Objective –
What follows is a set of records; repeat all of them exactly.

** begin **

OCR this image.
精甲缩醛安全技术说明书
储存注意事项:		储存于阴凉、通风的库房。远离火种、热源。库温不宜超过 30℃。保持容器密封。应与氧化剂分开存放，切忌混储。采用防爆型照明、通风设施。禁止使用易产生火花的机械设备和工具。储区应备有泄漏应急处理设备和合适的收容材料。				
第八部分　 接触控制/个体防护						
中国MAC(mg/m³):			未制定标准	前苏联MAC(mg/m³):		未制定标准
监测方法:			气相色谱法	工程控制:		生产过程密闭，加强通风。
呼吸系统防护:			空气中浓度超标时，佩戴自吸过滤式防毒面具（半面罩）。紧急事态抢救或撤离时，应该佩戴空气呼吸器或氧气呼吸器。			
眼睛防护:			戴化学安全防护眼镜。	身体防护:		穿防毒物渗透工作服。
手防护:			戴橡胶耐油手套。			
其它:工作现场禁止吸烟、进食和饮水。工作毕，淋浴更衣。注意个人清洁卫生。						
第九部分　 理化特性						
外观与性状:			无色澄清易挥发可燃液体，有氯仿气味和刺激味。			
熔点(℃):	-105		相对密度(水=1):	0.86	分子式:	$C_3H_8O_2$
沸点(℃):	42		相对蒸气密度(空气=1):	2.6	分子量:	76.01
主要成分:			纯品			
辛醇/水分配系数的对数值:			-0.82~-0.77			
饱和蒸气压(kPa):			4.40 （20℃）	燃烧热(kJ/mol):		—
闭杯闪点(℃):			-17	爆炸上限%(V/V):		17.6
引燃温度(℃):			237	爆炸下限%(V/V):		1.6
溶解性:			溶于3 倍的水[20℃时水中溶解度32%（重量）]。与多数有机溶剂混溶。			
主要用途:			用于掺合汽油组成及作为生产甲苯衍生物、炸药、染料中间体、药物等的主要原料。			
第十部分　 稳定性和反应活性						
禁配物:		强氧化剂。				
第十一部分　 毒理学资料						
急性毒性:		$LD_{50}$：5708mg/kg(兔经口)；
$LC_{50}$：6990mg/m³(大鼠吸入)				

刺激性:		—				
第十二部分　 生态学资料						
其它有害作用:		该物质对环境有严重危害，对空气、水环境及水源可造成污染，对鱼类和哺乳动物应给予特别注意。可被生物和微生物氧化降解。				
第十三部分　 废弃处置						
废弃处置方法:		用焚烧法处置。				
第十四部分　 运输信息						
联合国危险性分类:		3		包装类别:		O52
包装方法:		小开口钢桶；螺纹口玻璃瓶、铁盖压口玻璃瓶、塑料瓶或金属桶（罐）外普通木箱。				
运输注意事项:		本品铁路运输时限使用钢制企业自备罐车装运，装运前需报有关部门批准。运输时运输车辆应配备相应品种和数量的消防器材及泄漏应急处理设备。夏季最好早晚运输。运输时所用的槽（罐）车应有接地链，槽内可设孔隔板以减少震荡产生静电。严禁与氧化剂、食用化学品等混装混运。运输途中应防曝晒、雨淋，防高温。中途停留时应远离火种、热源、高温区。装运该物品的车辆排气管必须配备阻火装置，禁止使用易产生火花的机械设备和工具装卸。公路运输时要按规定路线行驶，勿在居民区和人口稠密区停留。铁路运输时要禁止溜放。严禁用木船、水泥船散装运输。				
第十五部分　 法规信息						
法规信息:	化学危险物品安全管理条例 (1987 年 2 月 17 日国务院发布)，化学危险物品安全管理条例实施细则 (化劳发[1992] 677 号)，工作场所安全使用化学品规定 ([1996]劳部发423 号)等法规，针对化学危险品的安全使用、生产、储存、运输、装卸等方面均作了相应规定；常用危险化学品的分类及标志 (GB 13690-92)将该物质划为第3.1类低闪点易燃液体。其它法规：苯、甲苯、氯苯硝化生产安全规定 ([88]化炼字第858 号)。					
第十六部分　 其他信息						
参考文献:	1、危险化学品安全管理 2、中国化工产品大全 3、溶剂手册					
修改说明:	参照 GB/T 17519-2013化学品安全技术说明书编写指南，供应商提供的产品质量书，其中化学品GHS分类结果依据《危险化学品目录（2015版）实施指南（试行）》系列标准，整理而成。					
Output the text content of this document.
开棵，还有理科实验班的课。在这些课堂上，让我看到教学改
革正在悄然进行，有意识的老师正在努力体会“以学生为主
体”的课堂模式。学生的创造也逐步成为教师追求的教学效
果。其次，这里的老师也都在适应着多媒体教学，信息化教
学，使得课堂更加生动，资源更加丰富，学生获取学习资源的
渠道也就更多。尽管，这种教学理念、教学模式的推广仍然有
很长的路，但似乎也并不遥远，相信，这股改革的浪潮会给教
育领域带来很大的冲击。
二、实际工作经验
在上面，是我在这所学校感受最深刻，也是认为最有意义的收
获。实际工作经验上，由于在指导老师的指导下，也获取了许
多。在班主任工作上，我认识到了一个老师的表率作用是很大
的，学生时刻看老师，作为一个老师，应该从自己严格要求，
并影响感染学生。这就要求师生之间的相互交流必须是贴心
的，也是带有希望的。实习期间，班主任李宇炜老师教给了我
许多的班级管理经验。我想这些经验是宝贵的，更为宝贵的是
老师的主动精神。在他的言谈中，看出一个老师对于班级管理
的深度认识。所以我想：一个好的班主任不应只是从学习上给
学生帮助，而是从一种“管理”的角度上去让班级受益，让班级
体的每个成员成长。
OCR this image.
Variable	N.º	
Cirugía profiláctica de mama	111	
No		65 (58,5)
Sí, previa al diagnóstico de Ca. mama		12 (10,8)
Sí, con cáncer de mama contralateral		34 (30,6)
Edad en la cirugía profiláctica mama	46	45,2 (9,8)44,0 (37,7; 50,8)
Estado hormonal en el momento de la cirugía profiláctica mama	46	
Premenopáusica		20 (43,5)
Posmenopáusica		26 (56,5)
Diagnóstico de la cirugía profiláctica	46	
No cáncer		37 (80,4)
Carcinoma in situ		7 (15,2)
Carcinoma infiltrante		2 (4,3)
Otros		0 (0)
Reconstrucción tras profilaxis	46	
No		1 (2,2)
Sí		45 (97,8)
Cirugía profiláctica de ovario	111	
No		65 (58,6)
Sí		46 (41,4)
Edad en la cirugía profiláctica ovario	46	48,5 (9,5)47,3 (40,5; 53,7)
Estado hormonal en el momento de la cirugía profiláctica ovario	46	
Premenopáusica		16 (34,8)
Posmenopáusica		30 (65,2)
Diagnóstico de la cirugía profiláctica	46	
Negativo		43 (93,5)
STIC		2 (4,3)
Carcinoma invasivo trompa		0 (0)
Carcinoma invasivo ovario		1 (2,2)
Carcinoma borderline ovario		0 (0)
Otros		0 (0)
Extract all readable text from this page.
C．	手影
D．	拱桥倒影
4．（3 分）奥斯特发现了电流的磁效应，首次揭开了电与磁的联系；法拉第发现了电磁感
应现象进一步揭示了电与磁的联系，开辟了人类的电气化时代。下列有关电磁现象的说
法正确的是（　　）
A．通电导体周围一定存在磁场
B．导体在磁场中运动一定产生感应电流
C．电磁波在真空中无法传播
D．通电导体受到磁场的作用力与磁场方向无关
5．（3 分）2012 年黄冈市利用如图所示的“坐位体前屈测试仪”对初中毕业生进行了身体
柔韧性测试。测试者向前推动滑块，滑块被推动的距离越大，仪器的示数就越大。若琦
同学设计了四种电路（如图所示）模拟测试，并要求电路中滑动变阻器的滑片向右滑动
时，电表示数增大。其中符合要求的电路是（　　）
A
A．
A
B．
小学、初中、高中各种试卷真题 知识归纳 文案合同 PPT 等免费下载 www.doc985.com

** end **

Reply to the exercise –
OCR this image.
精甲缩醛安全技术说明书
储存注意事项:		储存于阴凉、通风的库房。远离火种、热源。库温不宜超过 30℃。保持容器密封。应与氧化剂分开存放，切忌混储。采用防爆型照明、通风设施。禁止使用易产生火花的机械设备和工具。储区应备有泄漏应急处理设备和合适的收容材料。				
第八部分　 接触控制/个体防护						
中国MAC(mg/m³):			未制定标准	前苏联MAC(mg/m³):		未制定标准
监测方法:			气相色谱法	工程控制:		生产过程密闭，加强通风。
呼吸系统防护:			空气中浓度超标时，佩戴自吸过滤式防毒面具（半面罩）。紧急事态抢救或撤离时，应该佩戴空气呼吸器或氧气呼吸器。			
眼睛防护:			戴化学安全防护眼镜。	身体防护:		穿防毒物渗透工作服。
手防护:			戴橡胶耐油手套。			
其它:工作现场禁止吸烟、进食和饮水。工作毕，淋浴更衣。注意个人清洁卫生。						
第九部分　 理化特性						
外观与性状:			无色澄清易挥发可燃液体，有氯仿气味和刺激味。			
熔点(℃):	-105		相对密度(水=1):	0.86	分子式:	$C_3H_8O_2$
沸点(℃):	42		相对蒸气密度(空气=1):	2.6	分子量:	76.01
主要成分:			纯品			
辛醇/水分配系数的对数值:			-0.82~-0.77			
饱和蒸气压(kPa):			4.40 （20℃）	燃烧热(kJ/mol):		—
闭杯闪点(℃):			-17	爆炸上限%(V/V):		17.6
引燃温度(℃):			237	爆炸下限%(V/V):		1.6
溶解性:			溶于3 倍的水[20℃时水中溶解度32%（重量）]。与多数有机溶剂混溶。			
主要用途:			用于掺合汽油组成及作为生产甲苯衍生物、炸药、染料中间体、药物等的主要原料。			
第十部分　 稳定性和反应活性						
禁配物:		强氧化剂。				
第十一部分　 毒理学资料						
急性毒性:		$LD_{50}$：5708mg/kg(兔经口)；
$LC_{50}$：6990mg/m³(大鼠吸入)				

刺激性:		—				
第十二部分　 生态学资料						
其它有害作用:		该物质对环境有严重危害，对空气、水环境及水源可造成污染，对鱼类和哺乳动物应给予特别注意。可被生物和微生物氧化降解。				
第十三部分　 废弃处置						
废弃处置方法:		用焚烧法处置。				
第十四部分　 运输信息						
联合国危险性分类:		3		包装类别:		O52
包装方法:		小开口钢桶；螺纹口玻璃瓶、铁盖压口玻璃瓶、塑料瓶或金属桶（罐）外普通木箱。				
运输注意事项:		本品铁路运输时限使用钢制企业自备罐车装运，装运前需报有关部门批准。运输时运输车辆应配备相应品种和数量的消防器材及泄漏应急处理设备。夏季最好早晚运输。运输时所用的槽（罐）车应有接地链，槽内可设孔隔板以减少震荡产生静电。严禁与氧化剂、食用化学品等混装混运。运输途中应防曝晒、雨淋，防高温。中途停留时应远离火种、热源、高温区。装运该物品的车辆排气管必须配备阻火装置，禁止使用易产生火花的机械设备和工具装卸。公路运输时要按规定路线行驶，勿在居民区和人口稠密区停留。铁路运输时要禁止溜放。严禁用木船、水泥船散装运输。				
第十五部分　 法规信息						
法规信息:	化学危险物品安全管理条例 (1987 年 2 月 17 日国务院发布)，化学危险物品安全管理条例实施细则 (化劳发[1992] 677 号)，工作场所安全使用化学品规定 ([1996]劳部发423 号)等法规，针对化学危险品的安全使用、生产、储存、运输、装卸等方面均作了相应规定；常用危险化学品的分类及标志 (GB 13690-92)将该物质划为第3.1类低闪点易燃液体。其它法规：苯、甲苯、氯苯硝化生产安全规定 ([88]化炼字第858 号)。					
第十六部分　 其他信息						
参考文献:	1、危险化学品安全管理 2、中国化工产品大全 3、溶剂手册					
修改说明:	参照 GB/T 17519-2013化学品安全技术说明书编写指南，供应商提供的产品质量书，其中化学品GHS分类结果依据《危险化学品目录（2015版）实施指南（试行）》系列标准，整理而成。					
Output the text content of this document.
开棵，还有理科实验班的课。在这些课堂上，让我看到教学改
革正在悄然进行，有意识的老师正在努力体会“以学生为主
体”的课堂模式。学生的创造也逐步成为教师追求的教学效
果。其次，这里的老师也都在适应着多媒体教学，信息化教
学，使得课堂更加生动，资源更加丰富，学生获取学习资源的
渠道也就更多。尽管，这种教学理念、教学模式的推广仍然有
很长的路，但似乎也并不遥远，相信，这股改革的浪潮会给教
育领域带来很大的冲击。
二、实际工作经验
在上面，是我在这所学校感受最深刻，也是认为最有意义的收
获。实际工作经验上，由于在指导老师的指导下，也获取了许
多。在班主任工作上，我认识到了一个老师的表率作用是很大
的，学生时刻看老师，作为一个老师，应该从自己严格要求，
并影响感染学生。这就要求师生之间的相互交流必须是贴心
的，也是带有希望的。实习期间，班主任李宇炜老师教给了我
许多的班级管理经验。我想这些经验是宝贵的，更为宝贵的是
老师的主动精神。在他的言谈中，看出一个老师对于班级管理
的深度认识。所以我想：一个好的班主任不应只是从学习上给
学生帮助，而是从一种“管理”的角度上去让班级受益，让班级
体的每个成员成长。
OCR this image.
Variable	N.º	
Cirugía profiláctica de mama	111	
No		65 (58,5)
Sí, previa al diagnóstico de Ca. mama		12 (10,8)
Sí, con cáncer de mama contralateral		34 (30,6)
Edad en la cirugía profiláctica mama	46	45,2 (9,8)44,0 (37,7; 50,8)
Estado hormonal en el momento de la cirugía profiláctica mama	46	
Premenopáusica		20 (43,5)
Posmenopáusica		26 (56,5)
Diagnóstico de la cirugía profiláctica	46	
No cáncer		37 (80,4)
Carcinoma in situ		7 (15,2)
Carcinoma infiltrante		2 (4,3)
Otros		0 (0)
Reconstrucción tras profilaxis	46	
No		1 (2,2)
Sí		45 (97,8)
Cirugía profiláctica de ovario	111	
No		65 (58,6)
Sí		46 (41,4)
Edad en la cirugía profiláctica ovario	46	48,5 (9,5)47,3 (40,5; 53,7)
Estado hormonal en el momento de la cirugía profiláctica ovario	46	
Premenopáusica		16 (34,8)
Posmenopáusica		30 (65,2)
Diagnóstico de la cirugía profiláctica	46	
Negativo		43 (93,5)
STIC		2 (4,3)
Carcinoma invasivo trompa		0 (0)
Carcinoma invasivo ovario		1 (2,2)
Carcinoma borderline ovario		0 (0)
Otros		0 (0)
Extract all readable text from this page.
C．	手影
D．	拱桥倒影
4．（3 分）奥斯特发现了电流的磁效应，首次揭开了电与磁的联系；法拉第发现了电磁感
应现象进一步揭示了电与磁的联系，开辟了人类的电气化时代。下列有关电磁现象的说
法正确的是（　　）
A．通电导体周围一定存在磁场
B．导体在磁场中运动一定产生感应电流
C．电磁波在真空中无法传播
D．通电导体受到磁场的作用力与磁场方向无关
5．（3 分）2012 年黄冈市利用如图所示的“坐位体前屈测试仪”对初中毕业生进行了身体
柔韧性测试。测试者向前推动滑块，滑块被推动的距离越大，仪器的示数就越大。若琦
同学设计了四种电路（如图所示）模拟测试，并要求电路中滑动变阻器的滑片向右滑动
时，电表示数增大。其中符合要求的电路是（　　）
A
A．
A
B．
小学、初中、高中各种试卷真题 知识归纳 文案合同 PPT 等免费下载 www.doc985.com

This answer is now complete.